Given text:
────────────────
Mugdha Pattnaik Nov. 16, 2021, 6:20 p.m. UTC | #2
Apologies for the late reply, I got caught up with other commitments.

> On Fri, Oct 8, 2021 at 1:11 AM Junio C Hamano <gitster@pobox.com> wrote:
>
> "Mugdha Pattnaik via GitGitGadget" <gitgitgadget@gmail.com> writes:
>
> > From: mugdha <mugdhapattnaik@gmail.com>
>
> This line is called "in-body header" that is used to override the
> author name that is automatically obtained from the e-mail's "From:"
> header (which is set to "Mugdha Pattnaik via GitGitGadget" by GGG,
> which is obviously not your name, hence we use an in-body header to
> override it).  It should match what you use to sign off your patches,
> the one we see below.
>
> I'll hand-edit so that "git show" will say that the author is
> "Mugdha Pattnaik", not "mugdha", while applying, but please make
> sure your further submissions will not have this problem.

Okay, I will keep this in mind for future patches.
────────────────
Data excerpt:
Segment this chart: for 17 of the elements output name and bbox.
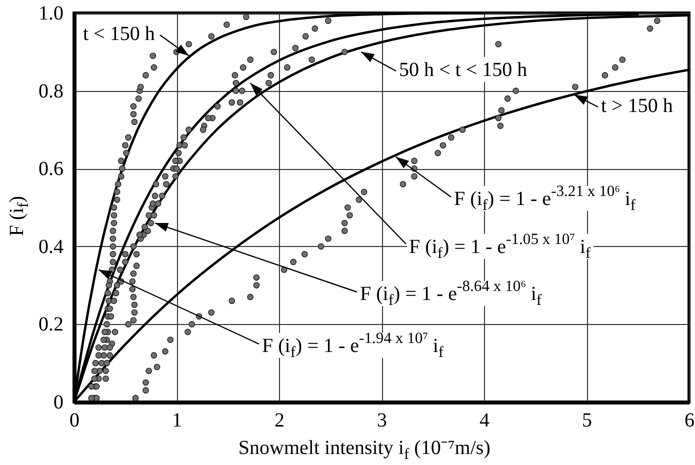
────────────────
Given request A:
In the mailing-list exchange about the in-body header, condense the paragraph beginning "This line is called "in-body header"" into a short bulleted list that keeps its main facts.
Given request B:
Pick up the mailing-list exchange about the in-body header after its last reply, and write what comes next.

Written answer A:
- The line is an in-body header.
- It overrides the author name that is automatically taken from the e-mail's "From:" header.
- GGG sets that header to "Mugdha Pattnaik via GitGitGadget", which is not the author's name, so the in-body header replaces it.
- It should match the name used to sign off the patches.

Written answer B:
> > Currently, running 'git submodule deinit' on repos where the
> > submodule's '.git' is a directory, aborts with a message that is not
> > exactly user friendly. Let's change this to instead warn the user
> > to rerun the command with '--force'.
>
> OK.  That sounds like an improvement, albeit possibly an overly
> cautious one, as a casual "deinit" user will get an error as before
> without "--force", which may or may not be a good thing.  Requiring
> "--force" means it is safer by default by not changing the on-disk
> data.  But requiring "--force" also means we end up training users
> to say "--force" when it shouldn't have to be.
>
> A plausible alternative is to always absorb but with a warning "we
> absorbed it for you", without requiring "--force".  If we didn't
> have "git submodule deinit" command now and were designing it from
> scratch, would we design it to fail because the submodule's git
> directory is not absorbed?  I doubt it, as I do not think of a good
> reason to do so offhand.

Okay, I understand now. I'll remove the condition that checks for "--force"
and will go ahead with absorbing the gitdir after displaying the suggested
warning message. Currently I suppress the warnings when the "--quiet"
flag is set; I think I will continue to do that, even after implementing the
above change. Do let me know if I should be doing otherwise.


> Does "git submodule" currently reject a "deinit" request due to some
> _other_ conditions or safety concerns and require the "--force"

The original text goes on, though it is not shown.